# Problem
Copy the lines below exactly as they appear.

####

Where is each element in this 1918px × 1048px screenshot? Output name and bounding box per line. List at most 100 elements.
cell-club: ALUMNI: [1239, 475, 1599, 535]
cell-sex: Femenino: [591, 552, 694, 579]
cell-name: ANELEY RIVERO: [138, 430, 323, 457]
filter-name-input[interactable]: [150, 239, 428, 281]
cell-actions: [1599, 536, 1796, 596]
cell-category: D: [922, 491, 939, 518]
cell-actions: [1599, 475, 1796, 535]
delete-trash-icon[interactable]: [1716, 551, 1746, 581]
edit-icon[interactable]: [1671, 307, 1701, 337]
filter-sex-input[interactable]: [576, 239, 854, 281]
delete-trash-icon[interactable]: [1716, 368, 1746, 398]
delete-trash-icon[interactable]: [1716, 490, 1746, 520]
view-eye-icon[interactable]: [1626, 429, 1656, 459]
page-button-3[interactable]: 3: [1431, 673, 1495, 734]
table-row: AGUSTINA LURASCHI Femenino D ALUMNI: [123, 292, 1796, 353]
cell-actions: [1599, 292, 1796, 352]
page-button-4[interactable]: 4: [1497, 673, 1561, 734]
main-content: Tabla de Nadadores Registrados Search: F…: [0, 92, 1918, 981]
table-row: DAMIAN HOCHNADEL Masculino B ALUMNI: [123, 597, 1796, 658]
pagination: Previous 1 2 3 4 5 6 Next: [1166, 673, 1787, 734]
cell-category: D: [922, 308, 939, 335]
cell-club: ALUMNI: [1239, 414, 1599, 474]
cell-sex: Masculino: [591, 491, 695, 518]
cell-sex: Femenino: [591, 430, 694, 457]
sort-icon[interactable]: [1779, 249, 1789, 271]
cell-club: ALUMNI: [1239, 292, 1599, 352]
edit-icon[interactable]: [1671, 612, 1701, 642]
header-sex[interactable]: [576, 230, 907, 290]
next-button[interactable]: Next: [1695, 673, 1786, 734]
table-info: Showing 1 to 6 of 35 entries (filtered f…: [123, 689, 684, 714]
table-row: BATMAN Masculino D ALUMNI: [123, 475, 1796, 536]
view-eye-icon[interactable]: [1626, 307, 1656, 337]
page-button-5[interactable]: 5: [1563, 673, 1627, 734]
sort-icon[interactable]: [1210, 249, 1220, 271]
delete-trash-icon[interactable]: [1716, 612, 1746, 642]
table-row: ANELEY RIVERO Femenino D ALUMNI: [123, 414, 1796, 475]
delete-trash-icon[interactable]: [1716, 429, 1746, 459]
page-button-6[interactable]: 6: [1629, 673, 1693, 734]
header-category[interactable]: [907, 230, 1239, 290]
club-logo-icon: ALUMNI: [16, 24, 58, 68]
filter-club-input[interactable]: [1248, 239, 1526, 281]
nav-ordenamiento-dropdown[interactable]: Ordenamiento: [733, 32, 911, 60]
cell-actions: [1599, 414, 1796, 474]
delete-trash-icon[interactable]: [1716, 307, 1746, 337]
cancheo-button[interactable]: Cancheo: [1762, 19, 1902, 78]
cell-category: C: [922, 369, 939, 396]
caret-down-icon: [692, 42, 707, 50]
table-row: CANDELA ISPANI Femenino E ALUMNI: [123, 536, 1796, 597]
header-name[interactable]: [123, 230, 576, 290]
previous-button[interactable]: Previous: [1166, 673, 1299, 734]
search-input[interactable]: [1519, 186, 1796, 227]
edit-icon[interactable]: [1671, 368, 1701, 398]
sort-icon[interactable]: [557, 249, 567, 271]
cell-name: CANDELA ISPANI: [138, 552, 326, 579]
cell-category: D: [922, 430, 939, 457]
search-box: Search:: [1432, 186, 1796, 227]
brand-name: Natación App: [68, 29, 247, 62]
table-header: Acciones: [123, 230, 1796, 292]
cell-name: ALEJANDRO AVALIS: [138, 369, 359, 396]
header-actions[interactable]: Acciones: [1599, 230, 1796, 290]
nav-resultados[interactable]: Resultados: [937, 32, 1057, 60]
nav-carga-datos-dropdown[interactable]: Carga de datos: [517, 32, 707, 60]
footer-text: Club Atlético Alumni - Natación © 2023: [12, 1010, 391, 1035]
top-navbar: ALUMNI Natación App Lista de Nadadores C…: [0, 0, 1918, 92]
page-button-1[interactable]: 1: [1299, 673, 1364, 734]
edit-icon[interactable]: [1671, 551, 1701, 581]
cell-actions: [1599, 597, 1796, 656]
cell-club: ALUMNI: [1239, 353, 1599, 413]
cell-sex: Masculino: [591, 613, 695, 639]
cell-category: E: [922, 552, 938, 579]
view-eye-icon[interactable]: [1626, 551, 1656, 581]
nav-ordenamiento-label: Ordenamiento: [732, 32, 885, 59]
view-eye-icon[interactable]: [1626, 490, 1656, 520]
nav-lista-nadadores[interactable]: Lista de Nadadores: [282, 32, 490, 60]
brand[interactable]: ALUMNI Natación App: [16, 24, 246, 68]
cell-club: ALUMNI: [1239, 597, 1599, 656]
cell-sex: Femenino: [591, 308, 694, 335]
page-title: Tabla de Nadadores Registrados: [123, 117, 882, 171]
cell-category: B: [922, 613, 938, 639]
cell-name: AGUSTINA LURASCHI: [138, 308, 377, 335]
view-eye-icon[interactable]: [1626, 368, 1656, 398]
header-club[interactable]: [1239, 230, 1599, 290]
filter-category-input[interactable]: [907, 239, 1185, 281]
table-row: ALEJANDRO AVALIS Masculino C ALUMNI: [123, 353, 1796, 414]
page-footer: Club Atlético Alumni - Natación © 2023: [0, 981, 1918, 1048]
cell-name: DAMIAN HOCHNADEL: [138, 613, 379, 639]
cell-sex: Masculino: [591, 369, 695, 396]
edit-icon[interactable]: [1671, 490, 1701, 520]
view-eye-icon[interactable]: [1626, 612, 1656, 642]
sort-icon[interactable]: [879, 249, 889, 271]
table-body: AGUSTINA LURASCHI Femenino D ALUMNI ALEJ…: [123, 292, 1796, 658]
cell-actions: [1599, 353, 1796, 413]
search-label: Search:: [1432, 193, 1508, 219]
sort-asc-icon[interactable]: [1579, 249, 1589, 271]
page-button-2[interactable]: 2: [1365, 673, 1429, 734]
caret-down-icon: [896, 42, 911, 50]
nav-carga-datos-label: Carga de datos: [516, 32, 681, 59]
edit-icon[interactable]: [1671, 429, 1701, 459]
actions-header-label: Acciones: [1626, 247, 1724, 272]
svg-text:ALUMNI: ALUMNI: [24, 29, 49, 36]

####

# Completed task
Where is each element in this 1918px × 1048px screenshot? Output name and bounding box per line. List at most 100 elements.
cell-club: ALUMNI: [1239, 475, 1599, 535]
cell-sex: Femenino: [591, 552, 694, 579]
cell-name: ANELEY RIVERO: [138, 430, 323, 457]
filter-name-input[interactable]: [150, 239, 428, 281]
cell-actions: [1599, 536, 1796, 596]
cell-category: D: [922, 491, 939, 518]
cell-actions: [1599, 475, 1796, 535]
delete-trash-icon[interactable]: [1716, 551, 1746, 581]
edit-icon[interactable]: [1671, 307, 1701, 337]
filter-sex-input[interactable]: [576, 239, 854, 281]
delete-trash-icon[interactable]: [1716, 368, 1746, 398]
delete-trash-icon[interactable]: [1716, 490, 1746, 520]
view-eye-icon[interactable]: [1626, 429, 1656, 459]
page-button-3[interactable]: 3: [1431, 673, 1495, 734]
table-row: AGUSTINA LURASCHI Femenino D ALUMNI: [123, 292, 1796, 353]
cell-actions: [1599, 292, 1796, 352]
page-button-4[interactable]: 4: [1497, 673, 1561, 734]
main-content: Tabla de Nadadores Registrados Search: F…: [0, 92, 1918, 981]
table-row: DAMIAN HOCHNADEL Masculino B ALUMNI: [123, 597, 1796, 658]
pagination: Previous 1 2 3 4 5 6 Next: [1166, 673, 1787, 734]
cell-category: D: [922, 308, 939, 335]
cell-club: ALUMNI: [1239, 414, 1599, 474]
cell-sex: Masculino: [591, 491, 695, 518]
cell-sex: Femenino: [591, 430, 694, 457]
sort-icon[interactable]: [1779, 249, 1789, 271]
cell-club: ALUMNI: [1239, 292, 1599, 352]
edit-icon[interactable]: [1671, 612, 1701, 642]
header-sex[interactable]: [576, 230, 907, 290]
next-button[interactable]: Next: [1695, 673, 1786, 734]
table-info: Showing 1 to 6 of 35 entries (filtered f…: [123, 689, 684, 714]
table-row: BATMAN Masculino D ALUMNI: [123, 475, 1796, 536]
view-eye-icon[interactable]: [1626, 307, 1656, 337]
page-button-5[interactable]: 5: [1563, 673, 1627, 734]
sort-icon[interactable]: [1210, 249, 1220, 271]
delete-trash-icon[interactable]: [1716, 612, 1746, 642]
table-row: ANELEY RIVERO Femenino D ALUMNI: [123, 414, 1796, 475]
delete-trash-icon[interactable]: [1716, 429, 1746, 459]
page-button-6[interactable]: 6: [1629, 673, 1693, 734]
header-category[interactable]: [907, 230, 1239, 290]
club-logo-icon: ALUMNI: [16, 24, 58, 68]
filter-club-input[interactable]: [1248, 239, 1526, 281]
nav-ordenamiento-dropdown[interactable]: Ordenamiento: [733, 32, 911, 60]
cell-actions: [1599, 414, 1796, 474]
delete-trash-icon[interactable]: [1716, 307, 1746, 337]
cancheo-button[interactable]: Cancheo: [1762, 19, 1902, 78]
cell-category: C: [922, 369, 939, 396]
caret-down-icon: [692, 42, 707, 50]
table-row: CANDELA ISPANI Femenino E ALUMNI: [123, 536, 1796, 597]
header-name[interactable]: [123, 230, 576, 290]
previous-button[interactable]: Previous: [1166, 673, 1299, 734]
search-input[interactable]: [1519, 186, 1796, 227]
edit-icon[interactable]: [1671, 368, 1701, 398]
sort-icon[interactable]: [557, 249, 567, 271]
cell-name: CANDELA ISPANI: [138, 552, 326, 579]
cell-category: D: [922, 430, 939, 457]
search-box: Search:: [1432, 186, 1796, 227]
brand-name: Natación App: [68, 29, 247, 62]
table-header: Acciones: [123, 230, 1796, 292]
cell-name: ALEJANDRO AVALIS: [138, 369, 359, 396]
header-actions[interactable]: Acciones: [1599, 230, 1796, 290]
nav-resultados[interactable]: Resultados: [937, 32, 1057, 60]
nav-carga-datos-dropdown[interactable]: Carga de datos: [517, 32, 707, 60]
footer-text: Club Atlético Alumni - Natación © 2023: [12, 1010, 391, 1035]
top-navbar: ALUMNI Natación App Lista de Nadadores C…: [0, 0, 1918, 92]
page-button-1[interactable]: 1: [1299, 673, 1364, 734]
edit-icon[interactable]: [1671, 551, 1701, 581]
cell-actions: [1599, 597, 1796, 656]
cell-club: ALUMNI: [1239, 353, 1599, 413]
cell-sex: Masculino: [591, 613, 695, 639]
cell-category: E: [922, 552, 938, 579]
view-eye-icon[interactable]: [1626, 551, 1656, 581]
nav-ordenamiento-label: Ordenamiento: [732, 32, 885, 59]
view-eye-icon[interactable]: [1626, 490, 1656, 520]
nav-lista-nadadores[interactable]: Lista de Nadadores: [282, 32, 490, 60]
brand[interactable]: ALUMNI Natación App: [16, 24, 246, 68]
cell-club: ALUMNI: [1239, 597, 1599, 656]
cell-sex: Femenino: [591, 308, 694, 335]
page-title: Tabla de Nadadores Registrados: [123, 117, 882, 171]
cell-category: B: [922, 613, 938, 639]
cell-name: AGUSTINA LURASCHI: [138, 308, 377, 335]
view-eye-icon[interactable]: [1626, 368, 1656, 398]
header-club[interactable]: [1239, 230, 1599, 290]
filter-category-input[interactable]: [907, 239, 1185, 281]
table-row: ALEJANDRO AVALIS Masculino C ALUMNI: [123, 353, 1796, 414]
page-footer: Club Atlético Alumni - Natación © 2023: [0, 981, 1918, 1048]
cell-name: DAMIAN HOCHNADEL: [138, 613, 379, 639]
cell-sex: Masculino: [591, 369, 695, 396]
edit-icon[interactable]: [1671, 490, 1701, 520]
view-eye-icon[interactable]: [1626, 612, 1656, 642]
sort-icon[interactable]: [879, 249, 889, 271]
table-body: AGUSTINA LURASCHI Femenino D ALUMNI ALEJ…: [123, 292, 1796, 658]
cell-actions: [1599, 353, 1796, 413]
search-label: Search:: [1432, 193, 1508, 219]
sort-asc-icon[interactable]: [1579, 249, 1589, 271]
page-button-2[interactable]: 2: [1365, 673, 1429, 734]
caret-down-icon: [896, 42, 911, 50]
nav-carga-datos-label: Carga de datos: [516, 32, 681, 59]
edit-icon[interactable]: [1671, 429, 1701, 459]
actions-header-label: Acciones: [1626, 247, 1724, 272]
svg-text:ALUMNI: ALUMNI: [24, 29, 49, 36]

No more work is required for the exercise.